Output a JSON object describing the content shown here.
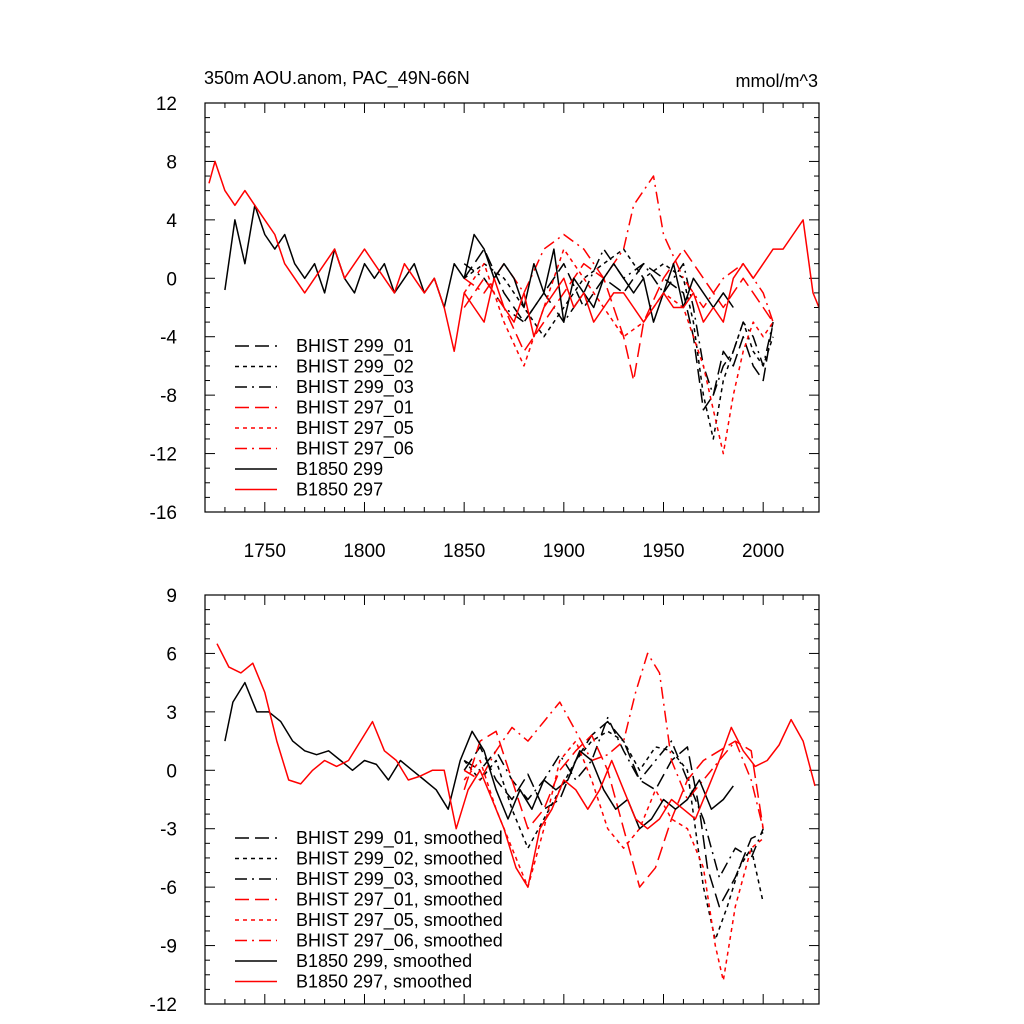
{
  "chart_data": [
    {
      "type": "line",
      "title": "350m AOU.anom, PAC_49N-66N",
      "units": "mmol/m^3",
      "xlim": [
        1720,
        2028
      ],
      "ylim": [
        -16,
        12
      ],
      "yticks": [
        12,
        8,
        4,
        0,
        -4,
        -8,
        -12,
        -16
      ],
      "xticks": [
        1750,
        1800,
        1850,
        1900,
        1950,
        2000
      ],
      "legend": "bottom-left",
      "series": [
        {
          "name": "BHIST 299_01",
          "color": "#000000",
          "dash": "long-dash",
          "x": [
            1850,
            1860,
            1870,
            1880,
            1890,
            1900,
            1910,
            1920,
            1930,
            1940,
            1950,
            1960,
            1965,
            1970,
            1975,
            1980,
            1985,
            1990,
            1995,
            2000,
            2005
          ],
          "y": [
            0,
            2,
            -1,
            -3,
            -1,
            1,
            -2,
            0,
            -1,
            1,
            0,
            -1,
            -4,
            -9,
            -8,
            -5,
            -6,
            -4,
            -6,
            -7,
            -3
          ]
        },
        {
          "name": "BHIST 299_02",
          "color": "#000000",
          "dash": "short-dash",
          "x": [
            1850,
            1860,
            1870,
            1880,
            1890,
            1900,
            1910,
            1920,
            1930,
            1940,
            1950,
            1960,
            1965,
            1970,
            1975,
            1980,
            1985,
            1990,
            1995,
            2000,
            2005
          ],
          "y": [
            0,
            1,
            0,
            -2,
            -4,
            -2,
            0,
            1,
            2,
            0,
            1,
            0,
            -3,
            -8,
            -11,
            -7,
            -5,
            -3,
            -5,
            -6,
            -4
          ]
        },
        {
          "name": "BHIST 299_03",
          "color": "#000000",
          "dash": "dash-dot",
          "x": [
            1850,
            1860,
            1870,
            1880,
            1890,
            1900,
            1910,
            1920,
            1930,
            1940,
            1950,
            1960,
            1965,
            1970,
            1975,
            1980,
            1985,
            1990,
            1995,
            2000,
            2005
          ],
          "y": [
            1,
            0,
            -2,
            -3,
            -1,
            -3,
            -1,
            2,
            0,
            1,
            -1,
            1,
            -2,
            -6,
            -8,
            -6,
            -5,
            -3,
            -4,
            -6,
            -3
          ]
        },
        {
          "name": "BHIST 297_01",
          "color": "#ff0000",
          "dash": "long-dash",
          "x": [
            1850,
            1860,
            1870,
            1880,
            1890,
            1900,
            1910,
            1920,
            1930,
            1935,
            1940,
            1950,
            1960,
            1970,
            1980,
            1990,
            2000,
            2005
          ],
          "y": [
            -2,
            0,
            -2,
            -5,
            -3,
            -1,
            1,
            0,
            -4,
            -7,
            -3,
            0,
            2,
            0,
            -2,
            0,
            -2,
            -3
          ]
        },
        {
          "name": "BHIST 297_05",
          "color": "#ff0000",
          "dash": "short-dash",
          "x": [
            1850,
            1860,
            1870,
            1880,
            1890,
            1900,
            1910,
            1920,
            1930,
            1940,
            1950,
            1960,
            1965,
            1970,
            1975,
            1980,
            1985,
            1990,
            1995,
            2000,
            2005
          ],
          "y": [
            -1,
            1,
            -3,
            -6,
            -2,
            2,
            0,
            -2,
            -4,
            -3,
            -1,
            -2,
            -4,
            -6,
            -9,
            -12,
            -8,
            -5,
            -3,
            -4,
            -3
          ]
        },
        {
          "name": "BHIST 297_06",
          "color": "#ff0000",
          "dash": "dash-dot",
          "x": [
            1850,
            1860,
            1870,
            1880,
            1890,
            1900,
            1910,
            1920,
            1930,
            1935,
            1940,
            1945,
            1950,
            1960,
            1970,
            1980,
            1990,
            2000,
            2005
          ],
          "y": [
            0,
            -1,
            1,
            -1,
            2,
            3,
            2,
            0,
            2,
            5,
            6,
            7,
            3,
            0,
            -2,
            0,
            1,
            -1,
            -3
          ]
        },
        {
          "name": "B1850 299",
          "color": "#000000",
          "dash": "solid",
          "x": [
            1730,
            1735,
            1740,
            1745,
            1750,
            1755,
            1760,
            1765,
            1770,
            1775,
            1780,
            1785,
            1790,
            1795,
            1800,
            1805,
            1810,
            1815,
            1820,
            1825,
            1830,
            1835,
            1840,
            1845,
            1850,
            1855,
            1860,
            1865,
            1870,
            1875,
            1880,
            1885,
            1890,
            1895,
            1900,
            1905,
            1910,
            1915,
            1920,
            1925,
            1930,
            1935,
            1940,
            1945,
            1950,
            1955,
            1960,
            1965,
            1970,
            1975,
            1980,
            1985
          ],
          "y": [
            -0.8,
            4,
            1,
            5,
            3,
            2,
            3,
            1,
            0,
            1,
            -1,
            2,
            0,
            -1,
            1,
            0,
            1,
            -1,
            0,
            1,
            -1,
            0,
            -2,
            1,
            0,
            3,
            2,
            0,
            1,
            0,
            -2,
            1,
            -1,
            2,
            -3,
            0,
            -1,
            -2,
            0,
            1,
            0,
            -1,
            0,
            -3,
            -1,
            1,
            -2,
            0,
            -1,
            -2,
            -1,
            -2
          ]
        },
        {
          "name": "B1850 297",
          "color": "#ff0000",
          "dash": "solid",
          "x": [
            1722,
            1725,
            1730,
            1735,
            1740,
            1745,
            1750,
            1755,
            1760,
            1765,
            1770,
            1775,
            1780,
            1785,
            1790,
            1795,
            1800,
            1805,
            1810,
            1815,
            1820,
            1825,
            1830,
            1835,
            1840,
            1845,
            1850,
            1855,
            1860,
            1865,
            1870,
            1875,
            1880,
            1885,
            1890,
            1895,
            1900,
            1905,
            1910,
            1915,
            1920,
            1925,
            1930,
            1935,
            1940,
            1945,
            1950,
            1955,
            1960,
            1965,
            1970,
            1975,
            1980,
            1985,
            1990,
            1995,
            2000,
            2005,
            2010,
            2015,
            2020,
            2025,
            2028
          ],
          "y": [
            6.5,
            8,
            6,
            5,
            6,
            5,
            4,
            3,
            1,
            0,
            -1,
            0,
            1,
            2,
            0,
            1,
            2,
            1,
            0,
            -1,
            1,
            0,
            -1,
            0,
            -2,
            -5,
            -1,
            -2,
            -3,
            0,
            -2,
            -3,
            -1,
            -4,
            -2,
            -1,
            0,
            -2,
            -1,
            -3,
            -2,
            -1,
            -1,
            -2,
            -3,
            -2,
            -1,
            -2,
            -2,
            -1,
            -3,
            -2,
            -3,
            0,
            1,
            0,
            1,
            2,
            2,
            3,
            4,
            -1,
            -2
          ]
        }
      ]
    },
    {
      "type": "line",
      "title": "",
      "xlim": [
        1720,
        2028
      ],
      "ylim": [
        -12,
        9
      ],
      "yticks": [
        9,
        6,
        3,
        0,
        -3,
        -6,
        -9,
        -12
      ],
      "legend": "bottom-left",
      "series": [
        {
          "name": "BHIST 299_01, smoothed",
          "color": "#000000",
          "dash": "long-dash",
          "x": [
            1850,
            1858,
            1866,
            1874,
            1882,
            1890,
            1898,
            1906,
            1914,
            1922,
            1930,
            1938,
            1946,
            1954,
            1962,
            1968,
            1972,
            1978,
            1986,
            1994,
            2000
          ],
          "y": [
            0,
            1.2,
            -0.5,
            -1.5,
            -0.2,
            -2,
            -1.5,
            0.5,
            1.8,
            2.5,
            1.5,
            -0.5,
            -1,
            0.5,
            1.2,
            -2,
            -5,
            -7,
            -5.5,
            -3.5,
            -3.2
          ]
        },
        {
          "name": "BHIST 299_02, smoothed",
          "color": "#000000",
          "dash": "short-dash",
          "x": [
            1850,
            1858,
            1866,
            1874,
            1882,
            1890,
            1898,
            1906,
            1914,
            1922,
            1930,
            1938,
            1946,
            1954,
            1962,
            1966,
            1970,
            1976,
            1982,
            1988,
            1994,
            2000
          ],
          "y": [
            0.5,
            -0.5,
            0.5,
            -2,
            -4,
            -2.5,
            -1,
            0.5,
            1.5,
            2,
            1.5,
            0,
            1.2,
            1,
            0,
            -3,
            -6,
            -8.7,
            -7,
            -5,
            -4,
            -6.8
          ]
        },
        {
          "name": "BHIST 299_03, smoothed",
          "color": "#000000",
          "dash": "dash-dot",
          "x": [
            1850,
            1858,
            1866,
            1874,
            1882,
            1890,
            1898,
            1906,
            1914,
            1922,
            1930,
            1938,
            1946,
            1954,
            1962,
            1970,
            1978,
            1986,
            1994,
            2000
          ],
          "y": [
            0.5,
            0,
            1,
            -0.5,
            -1.5,
            -0.5,
            0.8,
            -0.5,
            0.5,
            2.7,
            1,
            -0.5,
            0.5,
            1.5,
            -0.5,
            -2.5,
            -5.5,
            -4,
            -4.5,
            -3
          ]
        },
        {
          "name": "BHIST 297_01, smoothed",
          "color": "#ff0000",
          "dash": "long-dash",
          "x": [
            1850,
            1858,
            1866,
            1874,
            1882,
            1890,
            1898,
            1906,
            1914,
            1922,
            1930,
            1938,
            1946,
            1954,
            1962,
            1970,
            1978,
            1986,
            1994,
            2000
          ],
          "y": [
            -1,
            1.5,
            2,
            -0.5,
            -3,
            -2,
            0,
            1,
            1.8,
            0,
            -3,
            -6,
            -5,
            -2.5,
            -0.5,
            0.5,
            1,
            1.5,
            1,
            -3
          ]
        },
        {
          "name": "BHIST 297_05, smoothed",
          "color": "#ff0000",
          "dash": "short-dash",
          "x": [
            1850,
            1858,
            1866,
            1874,
            1882,
            1890,
            1898,
            1906,
            1914,
            1922,
            1930,
            1938,
            1946,
            1954,
            1962,
            1970,
            1976,
            1980,
            1986,
            1994,
            2000
          ],
          "y": [
            -0.5,
            0.5,
            -2,
            -4,
            -6,
            -3,
            0.5,
            1.5,
            -0.5,
            -3,
            -4,
            -3,
            -1,
            -2.5,
            -3,
            -5,
            -9,
            -10.8,
            -7,
            -4,
            -3.5
          ]
        },
        {
          "name": "BHIST 297_06, smoothed",
          "color": "#ff0000",
          "dash": "dash-dot",
          "x": [
            1850,
            1858,
            1866,
            1874,
            1882,
            1890,
            1898,
            1906,
            1914,
            1922,
            1930,
            1936,
            1942,
            1948,
            1954,
            1962,
            1970,
            1978,
            1986,
            1994,
            2000
          ],
          "y": [
            0,
            -0.5,
            1,
            2.2,
            1.5,
            2.5,
            3.5,
            2,
            0.5,
            0.8,
            1.5,
            4,
            6,
            5,
            0.5,
            -1.5,
            -0.5,
            0.5,
            1.5,
            -0.5,
            -3
          ]
        },
        {
          "name": "B1850 299, smoothed",
          "color": "#000000",
          "dash": "solid",
          "x": [
            1730,
            1734,
            1740,
            1746,
            1752,
            1758,
            1764,
            1770,
            1776,
            1782,
            1788,
            1794,
            1800,
            1806,
            1812,
            1818,
            1824,
            1830,
            1836,
            1842,
            1848,
            1854,
            1860,
            1866,
            1872,
            1878,
            1884,
            1890,
            1896,
            1902,
            1908,
            1914,
            1920,
            1926,
            1932,
            1938,
            1944,
            1950,
            1956,
            1962,
            1968,
            1974,
            1980,
            1985
          ],
          "y": [
            1.5,
            3.5,
            4.5,
            3,
            3,
            2.5,
            1.5,
            1,
            0.8,
            1,
            0.5,
            0,
            0.5,
            0.3,
            -0.5,
            0.5,
            0,
            -0.5,
            -1,
            -2,
            0.5,
            2,
            1,
            -1,
            -2.5,
            -1,
            -2,
            -0.5,
            -1,
            -0.5,
            1,
            0.5,
            -1,
            -2,
            -1.5,
            -3,
            -2.5,
            -1.5,
            -2,
            -1.5,
            -0.5,
            -2,
            -1.5,
            -0.8
          ]
        },
        {
          "name": "B1850 297, smoothed",
          "color": "#ff0000",
          "dash": "solid",
          "x": [
            1726,
            1732,
            1738,
            1744,
            1750,
            1756,
            1762,
            1768,
            1774,
            1780,
            1786,
            1792,
            1798,
            1804,
            1810,
            1816,
            1822,
            1828,
            1834,
            1840,
            1846,
            1852,
            1858,
            1864,
            1870,
            1876,
            1882,
            1888,
            1894,
            1900,
            1906,
            1912,
            1918,
            1924,
            1930,
            1936,
            1942,
            1948,
            1954,
            1960,
            1966,
            1972,
            1978,
            1984,
            1990,
            1996,
            2002,
            2008,
            2014,
            2020,
            2026
          ],
          "y": [
            6.5,
            5.3,
            5,
            5.5,
            4,
            1.5,
            -0.5,
            -0.7,
            0,
            0.5,
            0.2,
            0.5,
            1.5,
            2.5,
            1,
            0.5,
            -0.5,
            -0.3,
            0,
            0,
            -3,
            -1,
            0,
            -1.5,
            -3,
            -5,
            -6,
            -3,
            -2,
            -0.5,
            -1,
            -2,
            -1,
            0.5,
            -1,
            -2.5,
            -3,
            -2.5,
            -1.5,
            -2,
            -2.5,
            -1,
            0.5,
            2.2,
            1,
            0.2,
            0.5,
            1.3,
            2.6,
            1.5,
            -0.8
          ]
        }
      ]
    }
  ]
}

#### [Task objective]
Identify each line of the material where the word "smoothed" shows up, and copy it.

#### [Task response]
          "name": "BHIST 299_01, smoothed",
          "name": "BHIST 299_02, smoothed",
          "name": "BHIST 299_03, smoothed",
          "name": "BHIST 297_01, smoothed",
          "name": "BHIST 297_05, smoothed",
          "name": "BHIST 297_06, smoothed",
          "name": "B1850 299, smoothed",
          "name": "B1850 297, smoothed",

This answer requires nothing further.